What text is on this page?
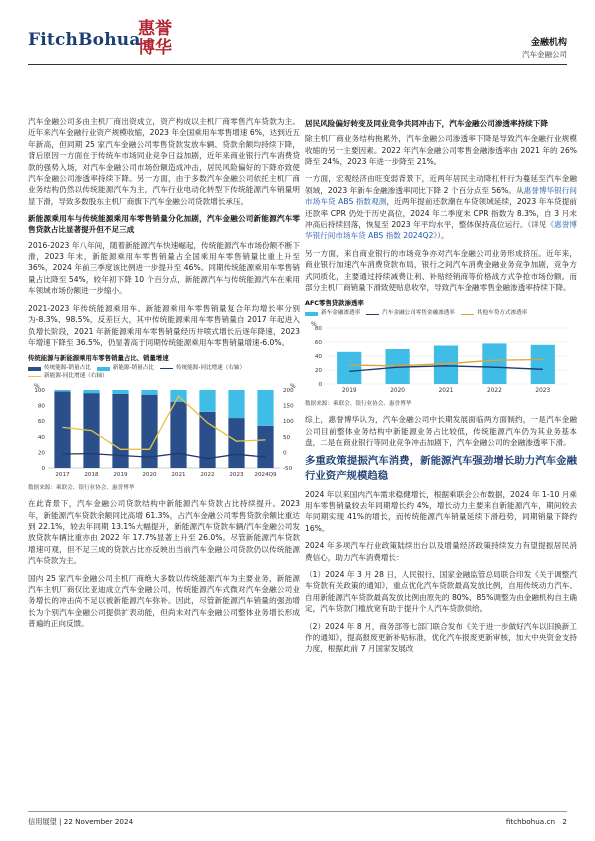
FitchBohua
惠誉
博华	金融机构
汽车金融公司

汽车金融公司多由主机厂商出资成立，资产构成以主机厂商零售汽车贷款为主。近年来汽车金融行业资产规模收缩，2023 年全国乘用车零售增速 6%，达到近五年新高，但同期 25 家汽车金融公司零售贷款发放车辆、贷款余额均持续下降，背后原因一方面在于传统车市场同业竞争日益加剧，近年来商业银行汽车消费贷款的强势入场，对汽车金融公司市场份额造成冲击，居民风险偏好的下降亦致使汽车金融公司渗透率持续下降。另一方面，由于多数汽车金融公司依托主机厂商业务结构仍然以传统能源汽车为主，汽车行业电动化转型下传统能源汽车销量明显下滑，导致多数股东主机厂商旗下汽车金融公司贷款增长承压。

新能源乘用车与传统能源乘用车零售销量分化加剧，汽车金融公司新能源汽车零售贷款占比显著提升但不足三成

2016-2023 年八年间，随着新能源汽车快速崛起，传统能源汽车市场份额不断下滑，2023 年末，新能源乘用车零售销量占全国乘用车零售销量比重上升至 36%，2024 年前三季度该比例进一步提升至 46%。同期传统能源乘用车零售销量占比降至 54%，较年初下降 10 个百分点，新能源汽车与传统能源汽车在乘用车领域市场份额进一步缩小。

2021-2023 年传统能源乘用车、新能源乘用车零售销量复合年均增长率分别为-8.3%、98.5%，反差巨大，其中传统能源乘用车零售销量自 2017 年起进入负增长阶段，2021 年新能源乘用车零售销量经历井喷式增长后逐年降速，2023 年增速下降至 36.5%，仍显著高于同期传统能源乘用车零售销量增速-6.0%。

传统能源与新能源乘用车零售销量占比、销量增速
传统能源-销量占比	新能源-销量占比	传统能源-同比增速（右轴）
新能源-同比增速（右轴）
%	%
0
20
40
60
80
100
-50
0
50
100
150
200
2017	2018	2019	2020	2021	2022	2023 2024Q9
数据来源：乘联会、银行业协会、惠誉博华

在此背景下，汽车金融公司贷款结构中新能源汽车贷款占比持续提升。2023 年，新能源汽车贷款余额同比高增 61.3%，占汽车金融公司零售贷款余额比重达到 22.1%，较去年同期 13.1%大幅提升，新能源汽车贷款车辆/汽车金融公司发放贷款车辆比重亦由 2022 年 17.7%显著上升至 26.0%。尽管新能源汽车贷款增速可观，但不足三成的贷款占比亦反映出当前汽车金融公司贷款仍以传统能源汽车贷款为主。

国内 25 家汽车金融公司主机厂商绝大多数以传统能源汽车为主要业务，新能源汽车主机厂商仅比亚迪成立汽车金融公司，传统能源汽车式微对汽车金融公司业务增长的冲击尚不足以被新能源汽车弥补。因此，尽管新能源汽车销量的强劲增长为个别汽车金融公司提供扩表动能，但尚未对汽车金融公司整体业务增长形成普遍的正向反馈。

居民风险偏好转变及同业竞争共同冲击下，汽车金融公司渗透率持续下降

除主机厂商业务结构拖累外，汽车金融公司渗透率下降是导致汽车金融行业规模收缩的另一主要因素。2022 年汽车金融公司零售金融渗透率由 2021 年的 26%降至 24%，2023 年进一步降至 21%。

一方面，宏观经济由旺变弱背景下，近两年居民主动降杠杆行为蔓延至汽车金融领域，2023 年新车金融渗透率同比下降 2 个百分点至 56%。从惠誉博华银行间市场车贷 ABS 指数观测，近两年提前还款潮在车贷领域延续，2023 年车贷提前还款率 CPR 仍处于历史高位，2024 年二季度末 CPR 指数为 8.3%，自 3 月末冲高后持续回落，恢复至 2023 年平均水平，整体保持高位运行。（详见《惠誉博华银行间市场车贷 ABS 指数 2024Q2》）。

另一方面，来自商业银行的市场竞争亦对汽车金融公司业务形成挤压。近年来，商业银行加速汽车消费贷款布局，银行之间汽车消费金融业务竞争加剧，竞争方式同质化，主要通过持续减费让利、补贴经销商等价格战方式争抢市场份额。而部分主机厂商销量下滑致使贴息收窄，导致汽车金融零售金融渗透率持续下降。

AFC零售贷款渗透率
新车金融渗透率	汽车金融公司零售金融渗透率	其他车贷方式渗透率
%
0
20
40
60
80
2019	2020	2021	2022	2023
数据来源：乘联会、银行业协会、惠誉博华

综上，惠誉博华认为，汽车金融公司中长期发展面临两方面制约，一是汽车金融公司目前整体业务结构中新能源业务占比较低，传统能源汽车仍为其业务基本盘，二是在商业银行等同业竞争冲击加剧下，汽车金融公司的金融渗透率下滑。

多重政策提振汽车消费，新能源汽车强劲增长助力汽车金融行业资产规模趋稳

2024 年以来国内汽车需求稳健增长，根据乘联会公布数据，2024 年 1-10 月乘用车零售销量较去年同期增长约 4%，增长动力主要来自新能源汽车，期间较去年同期实现 41%的增长，而传统能源汽车销量延续下滑趋势，同期销量下降约 16%。

2024 年多项汽车行业政策陆续出台以及增量经济政策持续发力有望提振居民消费信心，助力汽车消费增长：

（1）2024 年 3 月 28 日，人民银行、国家金融监管总局联合印发《关于调整汽车贷款有关政策的通知》，重点优化汽车贷款最高发放比例，自用传统动力汽车、自用新能源汽车贷款最高发放比例由原先的 80%、85%调整为由金融机构自主确定，汽车贷款门槛放宽有助于提升个人汽车贷款供给。

（2）2024 年 8 月，商务部等七部门联合发布《关于进一步做好汽车以旧换新工作的通知》，提高报废更新补贴标准，优化汽车报废更新审核，加大中央资金支持力度，根据此前 7 月国家发展改

信用展望 | 22 November 2024	fitchbohua.cn 2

★ ★ ★ ★ ★ ★ ★

▶ [Task description]: Repeat the material above verbatim, with no pictures in the output.

▶ [Complete answer]:
What text is on this page?
FitchBohua
惠誉
博华	金融机构
汽车金融公司

汽车金融公司多由主机厂商出资成立，资产构成以主机厂商零售汽车贷款为主。近年来汽车金融行业资产规模收缩，2023 年全国乘用车零售增速 6%，达到近五年新高，但同期 25 家汽车金融公司零售贷款发放车辆、贷款余额均持续下降，背后原因一方面在于传统车市场同业竞争日益加剧，近年来商业银行汽车消费贷款的强势入场，对汽车金融公司市场份额造成冲击，居民风险偏好的下降亦致使汽车金融公司渗透率持续下降。另一方面，由于多数汽车金融公司依托主机厂商业务结构仍然以传统能源汽车为主，汽车行业电动化转型下传统能源汽车销量明显下滑，导致多数股东主机厂商旗下汽车金融公司贷款增长承压。

新能源乘用车与传统能源乘用车零售销量分化加剧，汽车金融公司新能源汽车零售贷款占比显著提升但不足三成

2016-2023 年八年间，随着新能源汽车快速崛起，传统能源汽车市场份额不断下滑，2023 年末，新能源乘用车零售销量占全国乘用车零售销量比重上升至 36%，2024 年前三季度该比例进一步提升至 46%。同期传统能源乘用车零售销量占比降至 54%，较年初下降 10 个百分点，新能源汽车与传统能源汽车在乘用车领域市场份额进一步缩小。

2021-2023 年传统能源乘用车、新能源乘用车零售销量复合年均增长率分别为-8.3%、98.5%，反差巨大，其中传统能源乘用车零售销量自 2017 年起进入负增长阶段，2021 年新能源乘用车零售销量经历井喷式增长后逐年降速，2023 年增速下降至 36.5%，仍显著高于同期传统能源乘用车零售销量增速-6.0%。

传统能源与新能源乘用车零售销量占比、销量增速
传统能源-销量占比	新能源-销量占比	传统能源-同比增速（右轴）
新能源-同比增速（右轴）
%	%
0
20
40
60
80
100
-50
0
50
100
150
200
2017	2018	2019	2020	2021	2022	2023 2024Q9
数据来源：乘联会、银行业协会、惠誉博华

在此背景下，汽车金融公司贷款结构中新能源汽车贷款占比持续提升。2023 年，新能源汽车贷款余额同比高增 61.3%，占汽车金融公司零售贷款余额比重达到 22.1%，较去年同期 13.1%大幅提升，新能源汽车贷款车辆/汽车金融公司发放贷款车辆比重亦由 2022 年 17.7%显著上升至 26.0%。尽管新能源汽车贷款增速可观，但不足三成的贷款占比亦反映出当前汽车金融公司贷款仍以传统能源汽车贷款为主。

国内 25 家汽车金融公司主机厂商绝大多数以传统能源汽车为主要业务，新能源汽车主机厂商仅比亚迪成立汽车金融公司，传统能源汽车式微对汽车金融公司业务增长的冲击尚不足以被新能源汽车弥补。因此，尽管新能源汽车销量的强劲增长为个别汽车金融公司提供扩表动能，但尚未对汽车金融公司整体业务增长形成普遍的正向反馈。

居民风险偏好转变及同业竞争共同冲击下，汽车金融公司渗透率持续下降

除主机厂商业务结构拖累外，汽车金融公司渗透率下降是导致汽车金融行业规模收缩的另一主要因素。2022 年汽车金融公司零售金融渗透率由 2021 年的 26%降至 24%，2023 年进一步降至 21%。

一方面，宏观经济由旺变弱背景下，近两年居民主动降杠杆行为蔓延至汽车金融领域，2023 年新车金融渗透率同比下降 2 个百分点至 56%。从惠誉博华银行间市场车贷 ABS 指数观测，近两年提前还款潮在车贷领域延续，2023 年车贷提前还款率 CPR 仍处于历史高位，2024 年二季度末 CPR 指数为 8.3%，自 3 月末冲高后持续回落，恢复至 2023 年平均水平，整体保持高位运行。（详见《惠誉博华银行间市场车贷 ABS 指数 2024Q2》）。

另一方面，来自商业银行的市场竞争亦对汽车金融公司业务形成挤压。近年来，商业银行加速汽车消费贷款布局，银行之间汽车消费金融业务竞争加剧，竞争方式同质化，主要通过持续减费让利、补贴经销商等价格战方式争抢市场份额。而部分主机厂商销量下滑致使贴息收窄，导致汽车金融零售金融渗透率持续下降。

AFC零售贷款渗透率
新车金融渗透率	汽车金融公司零售金融渗透率	其他车贷方式渗透率
%
0
20
40
60
80
2019	2020	2021	2022	2023
数据来源：乘联会、银行业协会、惠誉博华

综上，惠誉博华认为，汽车金融公司中长期发展面临两方面制约，一是汽车金融公司目前整体业务结构中新能源业务占比较低，传统能源汽车仍为其业务基本盘，二是在商业银行等同业竞争冲击加剧下，汽车金融公司的金融渗透率下滑。

多重政策提振汽车消费，新能源汽车强劲增长助力汽车金融行业资产规模趋稳

2024 年以来国内汽车需求稳健增长，根据乘联会公布数据，2024 年 1-10 月乘用车零售销量较去年同期增长约 4%，增长动力主要来自新能源汽车，期间较去年同期实现 41%的增长，而传统能源汽车销量延续下滑趋势，同期销量下降约 16%。

2024 年多项汽车行业政策陆续出台以及增量经济政策持续发力有望提振居民消费信心，助力汽车消费增长：

（1）2024 年 3 月 28 日，人民银行、国家金融监管总局联合印发《关于调整汽车贷款有关政策的通知》，重点优化汽车贷款最高发放比例，自用传统动力汽车、自用新能源汽车贷款最高发放比例由原先的 80%、85%调整为由金融机构自主确定，汽车贷款门槛放宽有助于提升个人汽车贷款供给。

（2）2024 年 8 月，商务部等七部门联合发布《关于进一步做好汽车以旧换新工作的通知》，提高报废更新补贴标准，优化汽车报废更新审核，加大中央资金支持力度，根据此前 7 月国家发展改

信用展望 | 22 November 2024	fitchbohua.cn 2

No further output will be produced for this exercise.